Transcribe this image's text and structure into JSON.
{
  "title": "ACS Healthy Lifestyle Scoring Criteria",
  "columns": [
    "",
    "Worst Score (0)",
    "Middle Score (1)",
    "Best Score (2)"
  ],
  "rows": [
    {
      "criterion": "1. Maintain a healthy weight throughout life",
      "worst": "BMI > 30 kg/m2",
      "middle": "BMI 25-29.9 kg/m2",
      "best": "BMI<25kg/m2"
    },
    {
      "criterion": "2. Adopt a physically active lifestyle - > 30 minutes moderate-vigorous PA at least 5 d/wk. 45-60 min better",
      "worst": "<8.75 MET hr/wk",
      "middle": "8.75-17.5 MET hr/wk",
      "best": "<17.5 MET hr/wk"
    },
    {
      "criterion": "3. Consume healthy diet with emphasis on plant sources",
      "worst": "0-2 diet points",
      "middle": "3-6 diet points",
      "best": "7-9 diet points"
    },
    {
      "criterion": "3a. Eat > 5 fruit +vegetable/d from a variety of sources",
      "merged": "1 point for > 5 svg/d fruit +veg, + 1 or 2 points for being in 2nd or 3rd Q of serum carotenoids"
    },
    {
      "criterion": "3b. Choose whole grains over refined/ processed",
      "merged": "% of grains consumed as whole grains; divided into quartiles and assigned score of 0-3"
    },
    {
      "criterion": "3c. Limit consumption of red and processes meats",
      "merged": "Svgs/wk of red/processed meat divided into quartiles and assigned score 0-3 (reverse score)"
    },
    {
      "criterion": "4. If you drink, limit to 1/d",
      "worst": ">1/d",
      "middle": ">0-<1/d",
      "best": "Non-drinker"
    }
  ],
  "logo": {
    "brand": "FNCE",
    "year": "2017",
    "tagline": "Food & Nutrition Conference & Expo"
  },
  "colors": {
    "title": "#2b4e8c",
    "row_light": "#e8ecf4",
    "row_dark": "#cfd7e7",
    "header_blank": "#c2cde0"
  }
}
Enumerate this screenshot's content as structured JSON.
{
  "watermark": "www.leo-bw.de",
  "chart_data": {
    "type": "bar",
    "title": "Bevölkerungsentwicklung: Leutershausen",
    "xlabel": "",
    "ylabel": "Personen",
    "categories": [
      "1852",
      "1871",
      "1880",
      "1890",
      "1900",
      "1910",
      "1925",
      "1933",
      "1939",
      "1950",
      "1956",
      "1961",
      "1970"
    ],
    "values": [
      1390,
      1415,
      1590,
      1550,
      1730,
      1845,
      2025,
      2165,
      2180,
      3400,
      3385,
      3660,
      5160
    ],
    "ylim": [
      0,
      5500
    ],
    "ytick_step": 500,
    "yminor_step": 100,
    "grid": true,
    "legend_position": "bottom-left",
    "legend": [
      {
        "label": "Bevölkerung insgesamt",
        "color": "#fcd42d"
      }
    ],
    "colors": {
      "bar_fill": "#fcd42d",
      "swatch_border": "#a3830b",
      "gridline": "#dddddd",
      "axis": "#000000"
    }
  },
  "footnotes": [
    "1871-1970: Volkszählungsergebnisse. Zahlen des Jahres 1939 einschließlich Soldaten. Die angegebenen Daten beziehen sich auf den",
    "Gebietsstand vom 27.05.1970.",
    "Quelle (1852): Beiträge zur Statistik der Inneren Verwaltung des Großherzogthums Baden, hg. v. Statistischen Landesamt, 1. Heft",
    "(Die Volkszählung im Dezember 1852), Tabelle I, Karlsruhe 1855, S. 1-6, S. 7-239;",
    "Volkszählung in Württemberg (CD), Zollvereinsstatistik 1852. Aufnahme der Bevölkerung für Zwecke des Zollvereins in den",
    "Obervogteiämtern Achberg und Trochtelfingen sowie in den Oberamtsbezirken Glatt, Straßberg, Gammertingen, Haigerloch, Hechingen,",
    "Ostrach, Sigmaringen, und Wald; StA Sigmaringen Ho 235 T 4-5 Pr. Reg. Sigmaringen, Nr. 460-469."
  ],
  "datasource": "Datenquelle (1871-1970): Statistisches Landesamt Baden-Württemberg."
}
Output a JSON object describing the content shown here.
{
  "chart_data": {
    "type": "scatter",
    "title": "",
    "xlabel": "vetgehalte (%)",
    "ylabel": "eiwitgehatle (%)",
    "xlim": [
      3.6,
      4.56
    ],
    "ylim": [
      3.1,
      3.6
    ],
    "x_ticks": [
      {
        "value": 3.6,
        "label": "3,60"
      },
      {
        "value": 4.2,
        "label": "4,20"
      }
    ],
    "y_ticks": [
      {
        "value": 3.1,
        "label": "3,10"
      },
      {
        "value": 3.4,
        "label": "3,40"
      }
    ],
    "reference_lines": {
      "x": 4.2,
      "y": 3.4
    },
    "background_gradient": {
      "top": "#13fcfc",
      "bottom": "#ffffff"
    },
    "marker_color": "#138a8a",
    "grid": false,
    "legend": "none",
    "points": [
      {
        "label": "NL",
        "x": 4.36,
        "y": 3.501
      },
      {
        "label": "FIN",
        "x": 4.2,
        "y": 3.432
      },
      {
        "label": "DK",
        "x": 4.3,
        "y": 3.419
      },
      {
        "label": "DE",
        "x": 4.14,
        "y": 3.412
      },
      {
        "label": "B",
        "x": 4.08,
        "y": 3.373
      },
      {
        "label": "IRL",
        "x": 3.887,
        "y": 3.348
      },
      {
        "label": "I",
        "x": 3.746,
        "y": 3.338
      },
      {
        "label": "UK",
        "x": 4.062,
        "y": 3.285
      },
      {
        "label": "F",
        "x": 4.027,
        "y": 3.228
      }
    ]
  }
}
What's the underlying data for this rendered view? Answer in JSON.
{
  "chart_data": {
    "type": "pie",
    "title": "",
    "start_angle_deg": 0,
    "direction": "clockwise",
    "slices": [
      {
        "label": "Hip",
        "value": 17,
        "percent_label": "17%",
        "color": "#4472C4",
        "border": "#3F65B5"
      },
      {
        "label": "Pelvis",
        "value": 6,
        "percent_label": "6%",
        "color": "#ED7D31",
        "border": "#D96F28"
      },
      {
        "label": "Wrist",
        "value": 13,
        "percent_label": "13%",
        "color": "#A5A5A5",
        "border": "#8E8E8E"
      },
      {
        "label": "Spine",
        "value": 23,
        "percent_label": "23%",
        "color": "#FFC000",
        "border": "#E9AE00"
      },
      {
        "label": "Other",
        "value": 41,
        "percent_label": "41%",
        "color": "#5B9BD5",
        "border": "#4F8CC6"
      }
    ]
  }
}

____

### Exercise goal
Your task is to list each line of the records with the word "Landesamt".

### Task output
    "Quelle (1852): Beiträge zur Statistik der Inneren Verwaltung des Großherzogthums Baden, hg. v. Statistischen Landesamt, 1. Heft",
  "datasource": "Datenquelle (1871-1970): Statistisches Landesamt Baden-Württemberg."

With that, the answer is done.